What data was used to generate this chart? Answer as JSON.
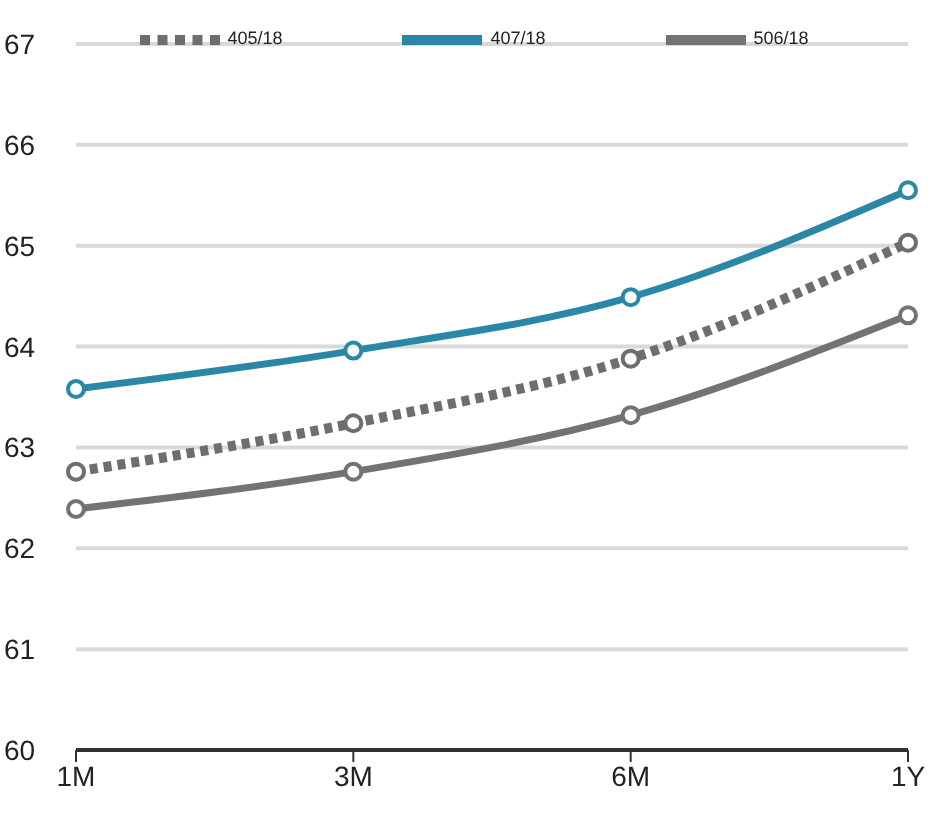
{
  "chart_data": {
    "type": "line",
    "categories": [
      "1M",
      "3M",
      "6M",
      "1Y"
    ],
    "series": [
      {
        "name": "407/18",
        "color": "#2a87a5",
        "values": [
          63.58,
          63.96,
          64.49,
          65.55
        ],
        "line_style": "solid"
      },
      {
        "name": "506/18",
        "color": "#737373",
        "values": [
          62.39,
          62.76,
          63.32,
          64.31
        ],
        "line_style": "solid"
      },
      {
        "name": "405/18",
        "color": "#6e6e6e",
        "values": [
          62.76,
          63.24,
          63.88,
          65.03
        ],
        "line_style": "dotted"
      }
    ],
    "ylim": [
      60,
      67
    ],
    "yticks": [
      60,
      61,
      62,
      63,
      64,
      65,
      66,
      67
    ],
    "grid": "y",
    "legend": "top",
    "marker": "circle"
  }
}
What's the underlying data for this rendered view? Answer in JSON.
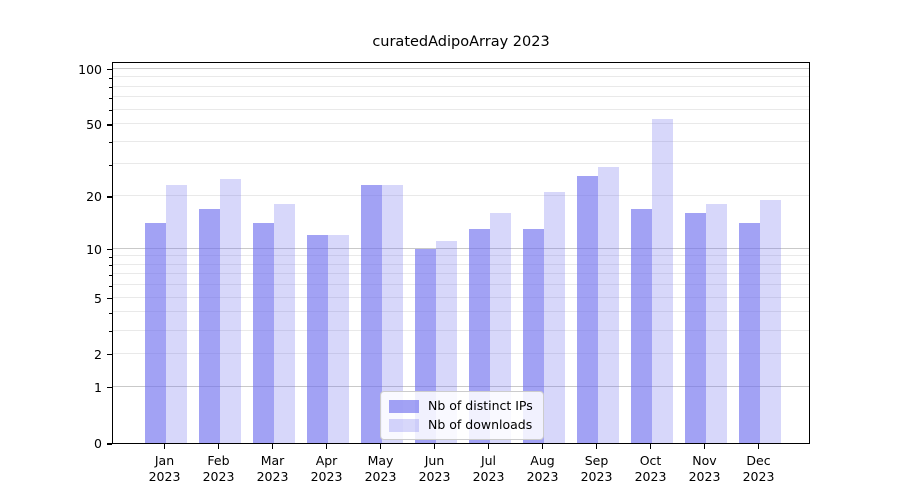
{
  "title": "curatedAdipoArray 2023",
  "legend": {
    "items": [
      {
        "label": "Nb of distinct IPs",
        "color_key": "ips"
      },
      {
        "label": "Nb of downloads",
        "color_key": "downloads"
      }
    ]
  },
  "colors": {
    "ips": "rgba(112,112,238,0.65)",
    "downloads": "rgba(112,112,238,0.28)",
    "major_grid": "#c9c9c9",
    "minor_grid": "#e9e9e9",
    "axis": "#000000"
  },
  "y_axis": {
    "tick_labels": [
      "100",
      "50",
      "20",
      "10",
      "5",
      "2",
      "1",
      "0"
    ],
    "tick_values": [
      100,
      50,
      20,
      10,
      5,
      2,
      1,
      0
    ],
    "minor_grid_values": [
      2,
      3,
      4,
      5,
      6,
      7,
      8,
      9,
      20,
      30,
      40,
      50,
      60,
      70,
      80,
      90
    ],
    "major_grid_values": [
      1,
      10,
      100
    ],
    "minor_tick_values": [
      3,
      4,
      6,
      7,
      8,
      9,
      30,
      40,
      60,
      70,
      80,
      90
    ],
    "scale": "log10(value+1)",
    "top_value": 110
  },
  "chart_data": {
    "type": "bar",
    "categories": [
      "Jan 2023",
      "Feb 2023",
      "Mar 2023",
      "Apr 2023",
      "May 2023",
      "Jun 2023",
      "Jul 2023",
      "Aug 2023",
      "Sep 2023",
      "Oct 2023",
      "Nov 2023",
      "Dec 2023"
    ],
    "series": [
      {
        "name": "Nb of distinct IPs",
        "values": [
          14,
          17,
          14,
          12,
          23,
          10,
          13,
          13,
          26,
          17,
          16,
          14
        ]
      },
      {
        "name": "Nb of downloads",
        "values": [
          23,
          25,
          18,
          12,
          23,
          11,
          16,
          21,
          29,
          53,
          18,
          19
        ]
      }
    ],
    "title": "curatedAdipoArray 2023",
    "xlabel": "",
    "ylabel": "",
    "yscale": "log1p",
    "ylim": [
      0,
      110
    ],
    "yticks": [
      0,
      1,
      2,
      5,
      10,
      20,
      50,
      100
    ],
    "grid": true,
    "legend_position": "lower center"
  }
}
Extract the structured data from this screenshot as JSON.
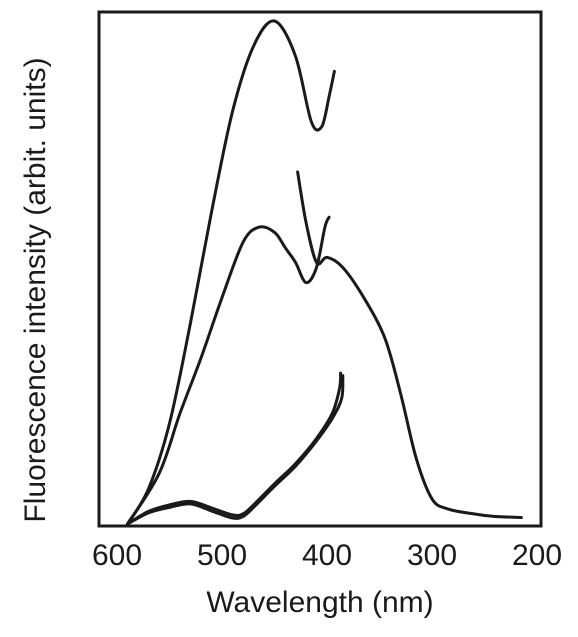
{
  "chart_data": {
    "type": "line",
    "xlabel": "Wavelength (nm)",
    "ylabel": "Fluorescence intensity (arbit. units)",
    "xlim": [
      600,
      200
    ],
    "ylim": [
      0,
      100
    ],
    "x_reversed": true,
    "x_ticks": [
      600,
      500,
      400,
      300,
      200
    ],
    "grid": false,
    "legend": "none",
    "series": [
      {
        "points": [
          [
            590,
            0
          ],
          [
            570,
            7
          ],
          [
            550,
            20
          ],
          [
            530,
            40
          ],
          [
            510,
            62
          ],
          [
            490,
            82
          ],
          [
            470,
            95
          ],
          [
            450,
            100
          ],
          [
            430,
            93
          ],
          [
            415,
            80
          ],
          [
            405,
            79
          ],
          [
            398,
            85
          ],
          [
            393,
            90
          ]
        ]
      },
      {
        "points": [
          [
            590,
            0
          ],
          [
            560,
            10
          ],
          [
            540,
            22
          ],
          [
            520,
            33
          ],
          [
            500,
            45
          ],
          [
            480,
            56
          ],
          [
            465,
            59
          ],
          [
            450,
            58
          ],
          [
            440,
            55
          ],
          [
            430,
            52
          ],
          [
            420,
            48
          ],
          [
            410,
            51
          ],
          [
            402,
            59
          ],
          [
            398,
            61
          ]
        ]
      },
      {
        "points": [
          [
            428,
            70
          ],
          [
            420,
            60
          ],
          [
            410,
            52
          ],
          [
            400,
            53
          ],
          [
            385,
            51
          ],
          [
            365,
            45
          ],
          [
            345,
            37
          ],
          [
            330,
            26
          ],
          [
            315,
            13
          ],
          [
            300,
            5
          ],
          [
            285,
            3
          ],
          [
            260,
            2
          ],
          [
            240,
            1.5
          ],
          [
            215,
            1.3
          ]
        ]
      },
      {
        "points": [
          [
            590,
            0
          ],
          [
            570,
            2.5
          ],
          [
            550,
            3.8
          ],
          [
            530,
            4.5
          ],
          [
            510,
            3.2
          ],
          [
            490,
            1.8
          ],
          [
            480,
            2
          ],
          [
            470,
            3.8
          ],
          [
            450,
            8
          ],
          [
            430,
            12
          ],
          [
            410,
            17
          ],
          [
            395,
            22
          ],
          [
            388,
            27
          ],
          [
            387,
            30
          ]
        ]
      },
      {
        "points": [
          [
            590,
            0
          ],
          [
            570,
            2.2
          ],
          [
            550,
            3.3
          ],
          [
            530,
            4
          ],
          [
            510,
            2.6
          ],
          [
            490,
            1.2
          ],
          [
            480,
            1.5
          ],
          [
            470,
            3.3
          ],
          [
            450,
            7.5
          ],
          [
            430,
            11.5
          ],
          [
            410,
            16.5
          ],
          [
            395,
            21
          ],
          [
            386,
            25
          ],
          [
            385,
            29.5
          ]
        ]
      }
    ]
  }
}
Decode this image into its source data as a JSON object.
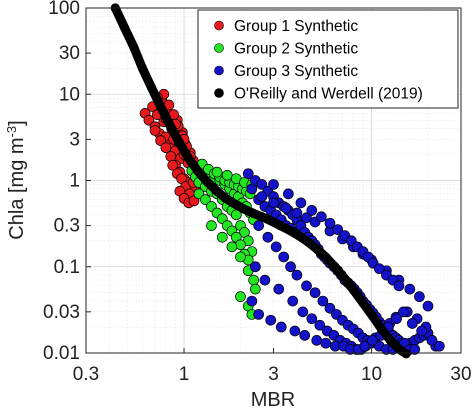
+===+
Task to complete –
Each entry shown above must be quoted exactly, with its pictures left out.

Task answer –
What data was used to generate this chart? Answer as JSON.
{
  "chart_data": {
    "type": "line",
    "categories": [
      "1M",
      "3M",
      "6M",
      "1Y"
    ],
    "series": [
      {
        "name": "407/18",
        "color": "#2a87a5",
        "values": [
          63.58,
          63.96,
          64.49,
          65.55
        ],
        "line_style": "solid"
      },
      {
        "name": "506/18",
        "color": "#737373",
        "values": [
          62.39,
          62.76,
          63.32,
          64.31
        ],
        "line_style": "solid"
      },
      {
        "name": "405/18",
        "color": "#6e6e6e",
        "values": [
          62.76,
          63.24,
          63.88,
          65.03
        ],
        "line_style": "dotted"
      }
    ],
    "ylim": [
      60,
      67
    ],
    "yticks": [
      60,
      61,
      62,
      63,
      64,
      65,
      66,
      67
    ],
    "grid": "y",
    "legend": "top",
    "marker": "circle"
  }
}
What's the underlying data for this rendered view? Answer in JSON.
{
  "title": "curatedAdipoArray 2023",
  "legend": {
    "items": [
      {
        "label": "Nb of distinct IPs",
        "color_key": "ips"
      },
      {
        "label": "Nb of downloads",
        "color_key": "downloads"
      }
    ]
  },
  "colors": {
    "ips": "rgba(112,112,238,0.65)",
    "downloads": "rgba(112,112,238,0.28)",
    "major_grid": "#c9c9c9",
    "minor_grid": "#e9e9e9",
    "axis": "#000000"
  },
  "y_axis": {
    "tick_labels": [
      "100",
      "50",
      "20",
      "10",
      "5",
      "2",
      "1",
      "0"
    ],
    "tick_values": [
      100,
      50,
      20,
      10,
      5,
      2,
      1,
      0
    ],
    "minor_grid_values": [
      2,
      3,
      4,
      5,
      6,
      7,
      8,
      9,
      20,
      30,
      40,
      50,
      60,
      70,
      80,
      90
    ],
    "major_grid_values": [
      1,
      10,
      100
    ],
    "minor_tick_values": [
      3,
      4,
      6,
      7,
      8,
      9,
      30,
      40,
      60,
      70,
      80,
      90
    ],
    "scale": "log10(value+1)",
    "top_value": 110
  },
  "chart_data": {
    "type": "bar",
    "categories": [
      "Jan 2023",
      "Feb 2023",
      "Mar 2023",
      "Apr 2023",
      "May 2023",
      "Jun 2023",
      "Jul 2023",
      "Aug 2023",
      "Sep 2023",
      "Oct 2023",
      "Nov 2023",
      "Dec 2023"
    ],
    "series": [
      {
        "name": "Nb of distinct IPs",
        "values": [
          14,
          17,
          14,
          12,
          23,
          10,
          13,
          13,
          26,
          17,
          16,
          14
        ]
      },
      {
        "name": "Nb of downloads",
        "values": [
          23,
          25,
          18,
          12,
          23,
          11,
          16,
          21,
          29,
          53,
          18,
          19
        ]
      }
    ],
    "title": "curatedAdipoArray 2023",
    "xlabel": "",
    "ylabel": "",
    "yscale": "log1p",
    "ylim": [
      0,
      110
    ],
    "yticks": [
      0,
      1,
      2,
      5,
      10,
      20,
      50,
      100
    ],
    "grid": true,
    "legend_position": "lower center"
  }
}
Extract the structured data from this screenshot as JSON.
{
  "chart_data": {
    "type": "line",
    "xlabel": "Wavelength (nm)",
    "ylabel": "Fluorescence intensity (arbit. units)",
    "xlim": [
      600,
      200
    ],
    "ylim": [
      0,
      100
    ],
    "x_reversed": true,
    "x_ticks": [
      600,
      500,
      400,
      300,
      200
    ],
    "grid": false,
    "legend": "none",
    "series": [
      {
        "points": [
          [
            590,
            0
          ],
          [
            570,
            7
          ],
          [
            550,
            20
          ],
          [
            530,
            40
          ],
          [
            510,
            62
          ],
          [
            490,
            82
          ],
          [
            470,
            95
          ],
          [
            450,
            100
          ],
          [
            430,
            93
          ],
          [
            415,
            80
          ],
          [
            405,
            79
          ],
          [
            398,
            85
          ],
          [
            393,
            90
          ]
        ]
      },
      {
        "points": [
          [
            590,
            0
          ],
          [
            560,
            10
          ],
          [
            540,
            22
          ],
          [
            520,
            33
          ],
          [
            500,
            45
          ],
          [
            480,
            56
          ],
          [
            465,
            59
          ],
          [
            450,
            58
          ],
          [
            440,
            55
          ],
          [
            430,
            52
          ],
          [
            420,
            48
          ],
          [
            410,
            51
          ],
          [
            402,
            59
          ],
          [
            398,
            61
          ]
        ]
      },
      {
        "points": [
          [
            428,
            70
          ],
          [
            420,
            60
          ],
          [
            410,
            52
          ],
          [
            400,
            53
          ],
          [
            385,
            51
          ],
          [
            365,
            45
          ],
          [
            345,
            37
          ],
          [
            330,
            26
          ],
          [
            315,
            13
          ],
          [
            300,
            5
          ],
          [
            285,
            3
          ],
          [
            260,
            2
          ],
          [
            240,
            1.5
          ],
          [
            215,
            1.3
          ]
        ]
      },
      {
        "points": [
          [
            590,
            0
          ],
          [
            570,
            2.5
          ],
          [
            550,
            3.8
          ],
          [
            530,
            4.5
          ],
          [
            510,
            3.2
          ],
          [
            490,
            1.8
          ],
          [
            480,
            2
          ],
          [
            470,
            3.8
          ],
          [
            450,
            8
          ],
          [
            430,
            12
          ],
          [
            410,
            17
          ],
          [
            395,
            22
          ],
          [
            388,
            27
          ],
          [
            387,
            30
          ]
        ]
      },
      {
        "points": [
          [
            590,
            0
          ],
          [
            570,
            2.2
          ],
          [
            550,
            3.3
          ],
          [
            530,
            4
          ],
          [
            510,
            2.6
          ],
          [
            490,
            1.2
          ],
          [
            480,
            1.5
          ],
          [
            470,
            3.3
          ],
          [
            450,
            7.5
          ],
          [
            430,
            11.5
          ],
          [
            410,
            16.5
          ],
          [
            395,
            21
          ],
          [
            386,
            25
          ],
          [
            385,
            29.5
          ]
        ]
      }
    ]
  }
}
Decode this image into its source data as a JSON object.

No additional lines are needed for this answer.